REQUIRED WORK: Return the lines of every record below word for word, omitting the pictures.
================
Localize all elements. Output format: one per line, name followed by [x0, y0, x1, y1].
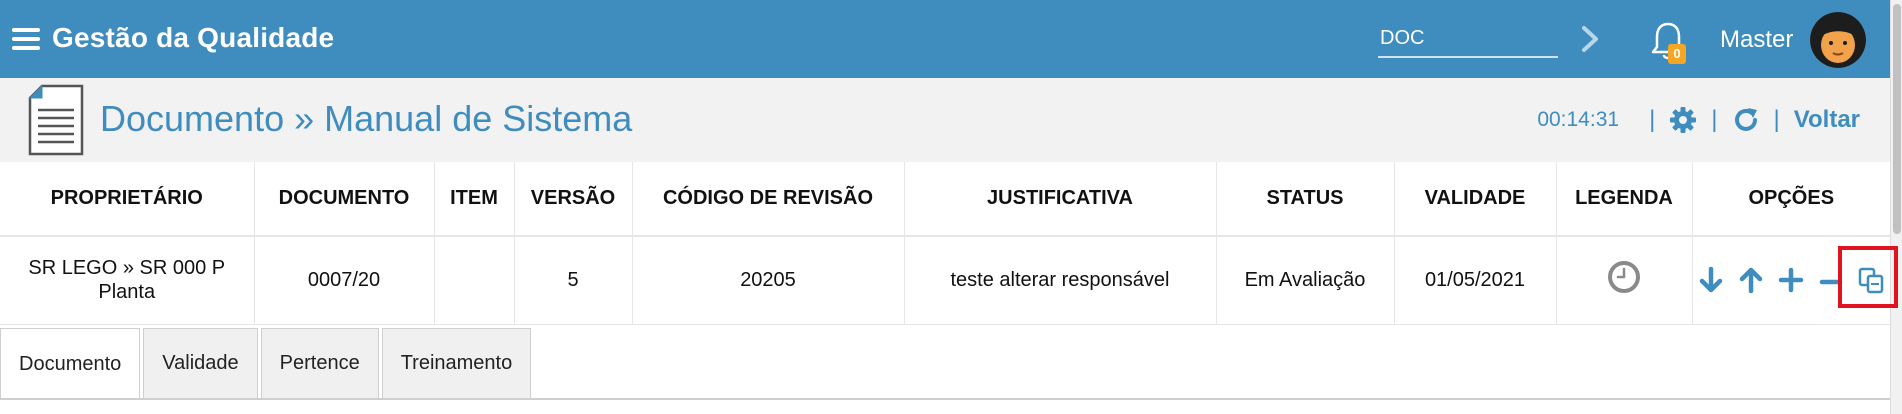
- chevron-right-icon[interactable]: [1578, 22, 1602, 56]
- cell-legenda: [1556, 236, 1693, 325]
- tab-divider: [0, 398, 1890, 400]
- gear-icon[interactable]: [1669, 106, 1697, 134]
- divider: |: [1773, 106, 1780, 133]
- column-header[interactable]: VERSÃO: [514, 162, 633, 237]
- cell-proprietario: SR LEGO » SR 000 P Planta: [0, 236, 255, 325]
- back-link[interactable]: Voltar: [1794, 106, 1860, 134]
- scrollbar-thumb[interactable]: [1893, 4, 1901, 234]
- top-navbar: Gestão da Qualidade 0 Master: [0, 0, 1890, 78]
- column-header[interactable]: VALIDADE: [1394, 162, 1557, 237]
- page-title: Documento » Manual de Sistema: [100, 98, 633, 139]
- cell-status: Em Avaliação: [1216, 236, 1395, 325]
- arrow-up-icon[interactable]: [1736, 265, 1766, 295]
- page-header: Documento » Manual de Sistema 00:14:31 |…: [0, 78, 1890, 162]
- column-header[interactable]: JUSTIFICATIVA: [904, 162, 1217, 237]
- session-timer: 00:14:31: [1537, 108, 1620, 131]
- cell-documento: 0007/20: [254, 236, 435, 325]
- column-header[interactable]: LEGENDA: [1556, 162, 1693, 237]
- cell-codigo-revisao: 20205: [632, 236, 905, 325]
- column-header: OPÇÕES: [1692, 162, 1890, 237]
- notification-badge: 0: [1668, 44, 1686, 64]
- divider: |: [1649, 106, 1656, 133]
- app-title: Gestão da Qualidade: [52, 22, 335, 53]
- arrow-down-icon[interactable]: [1696, 265, 1726, 295]
- user-name[interactable]: Master: [1720, 26, 1793, 54]
- column-header[interactable]: DOCUMENTO: [254, 162, 435, 237]
- cell-justificativa: teste alterar responsável: [904, 236, 1217, 325]
- column-header[interactable]: PROPRIETÁRIO: [0, 162, 255, 237]
- divider: |: [1711, 106, 1718, 133]
- tab-pertence[interactable]: Pertence: [260, 328, 379, 398]
- refresh-icon[interactable]: [1732, 106, 1760, 134]
- document-icon: [28, 84, 84, 156]
- tab-treinamento[interactable]: Treinamento: [381, 328, 532, 398]
- highlight-annotation: [1838, 246, 1898, 308]
- vertical-scrollbar[interactable]: [1890, 0, 1902, 414]
- tab-documento[interactable]: Documento: [0, 328, 141, 400]
- user-avatar-icon: [1810, 12, 1866, 68]
- column-header[interactable]: ITEM: [434, 162, 515, 237]
- avatar[interactable]: [1810, 12, 1866, 68]
- clock-icon: [1608, 261, 1640, 294]
- table-row: SR LEGO » SR 000 P Planta 0007/20 5 2020…: [0, 236, 1890, 325]
- plus-icon[interactable]: [1776, 265, 1806, 295]
- tab-validade[interactable]: Validade: [143, 328, 258, 398]
- search-input[interactable]: [1378, 20, 1558, 58]
- cell-validade: 01/05/2021: [1394, 236, 1557, 325]
- cell-versao: 5: [514, 236, 633, 325]
- column-header[interactable]: STATUS: [1216, 162, 1395, 237]
- header-actions: 00:14:31 | | | Voltar: [1537, 102, 1860, 138]
- tab-bar: Documento Validade Pertence Treinamento: [0, 328, 534, 400]
- column-header[interactable]: CÓDIGO DE REVISÃO: [632, 162, 905, 237]
- hamburger-menu-icon[interactable]: [12, 28, 40, 50]
- documents-table: PROPRIETÁRIO DOCUMENTO ITEM VERSÃO CÓDIG…: [0, 162, 1890, 325]
- cell-item: [434, 236, 515, 325]
- table-header-row: PROPRIETÁRIO DOCUMENTO ITEM VERSÃO CÓDIG…: [0, 162, 1890, 237]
================
ANSWER FOR THE TASK:
Localize all elements. Output format: one per line, name followed by [x0, y0, x1, y1].
- chevron-right-icon[interactable]: [1578, 22, 1602, 56]
- cell-legenda: [1556, 236, 1693, 325]
- tab-divider: [0, 398, 1890, 400]
- gear-icon[interactable]: [1669, 106, 1697, 134]
- divider: |: [1773, 106, 1780, 133]
- column-header[interactable]: VERSÃO: [514, 162, 633, 237]
- cell-proprietario: SR LEGO » SR 000 P Planta: [0, 236, 255, 325]
- back-link[interactable]: Voltar: [1794, 106, 1860, 134]
- scrollbar-thumb[interactable]: [1893, 4, 1901, 234]
- top-navbar: Gestão da Qualidade 0 Master: [0, 0, 1890, 78]
- column-header[interactable]: VALIDADE: [1394, 162, 1557, 237]
- page-title: Documento » Manual de Sistema: [100, 98, 633, 139]
- cell-status: Em Avaliação: [1216, 236, 1395, 325]
- arrow-up-icon[interactable]: [1736, 265, 1766, 295]
- page-header: Documento » Manual de Sistema 00:14:31 |…: [0, 78, 1890, 162]
- column-header[interactable]: JUSTIFICATIVA: [904, 162, 1217, 237]
- session-timer: 00:14:31: [1537, 108, 1620, 131]
- cell-documento: 0007/20: [254, 236, 435, 325]
- column-header[interactable]: LEGENDA: [1556, 162, 1693, 237]
- cell-codigo-revisao: 20205: [632, 236, 905, 325]
- column-header: OPÇÕES: [1692, 162, 1890, 237]
- notification-badge: 0: [1668, 44, 1686, 64]
- divider: |: [1649, 106, 1656, 133]
- app-title: Gestão da Qualidade: [52, 22, 335, 53]
- arrow-down-icon[interactable]: [1696, 265, 1726, 295]
- user-name[interactable]: Master: [1720, 26, 1793, 54]
- column-header[interactable]: DOCUMENTO: [254, 162, 435, 237]
- cell-justificativa: teste alterar responsável: [904, 236, 1217, 325]
- column-header[interactable]: PROPRIETÁRIO: [0, 162, 255, 237]
- divider: |: [1711, 106, 1718, 133]
- tab-pertence[interactable]: Pertence: [260, 328, 379, 398]
- refresh-icon[interactable]: [1732, 106, 1760, 134]
- document-icon: [28, 84, 84, 156]
- tab-treinamento[interactable]: Treinamento: [381, 328, 532, 398]
- highlight-annotation: [1838, 246, 1898, 308]
- vertical-scrollbar[interactable]: [1890, 0, 1902, 414]
- tab-documento[interactable]: Documento: [0, 328, 141, 400]
- user-avatar-icon: [1810, 12, 1866, 68]
- column-header[interactable]: ITEM: [434, 162, 515, 237]
- avatar[interactable]: [1810, 12, 1866, 68]
- clock-icon: [1608, 261, 1640, 294]
- table-row: SR LEGO » SR 000 P Planta 0007/20 5 2020…: [0, 236, 1890, 325]
- plus-icon[interactable]: [1776, 265, 1806, 295]
- tab-validade[interactable]: Validade: [143, 328, 258, 398]
- search-input[interactable]: [1378, 20, 1558, 58]
- cell-validade: 01/05/2021: [1394, 236, 1557, 325]
- cell-versao: 5: [514, 236, 633, 325]
- column-header[interactable]: STATUS: [1216, 162, 1395, 237]
- header-actions: 00:14:31 | | | Voltar: [1537, 102, 1860, 138]
- tab-bar: Documento Validade Pertence Treinamento: [0, 328, 534, 400]
- column-header[interactable]: CÓDIGO DE REVISÃO: [632, 162, 905, 237]
- hamburger-menu-icon[interactable]: [12, 28, 40, 50]
- documents-table: PROPRIETÁRIO DOCUMENTO ITEM VERSÃO CÓDIG…: [0, 162, 1890, 325]
- cell-item: [434, 236, 515, 325]
- table-header-row: PROPRIETÁRIO DOCUMENTO ITEM VERSÃO CÓDIG…: [0, 162, 1890, 237]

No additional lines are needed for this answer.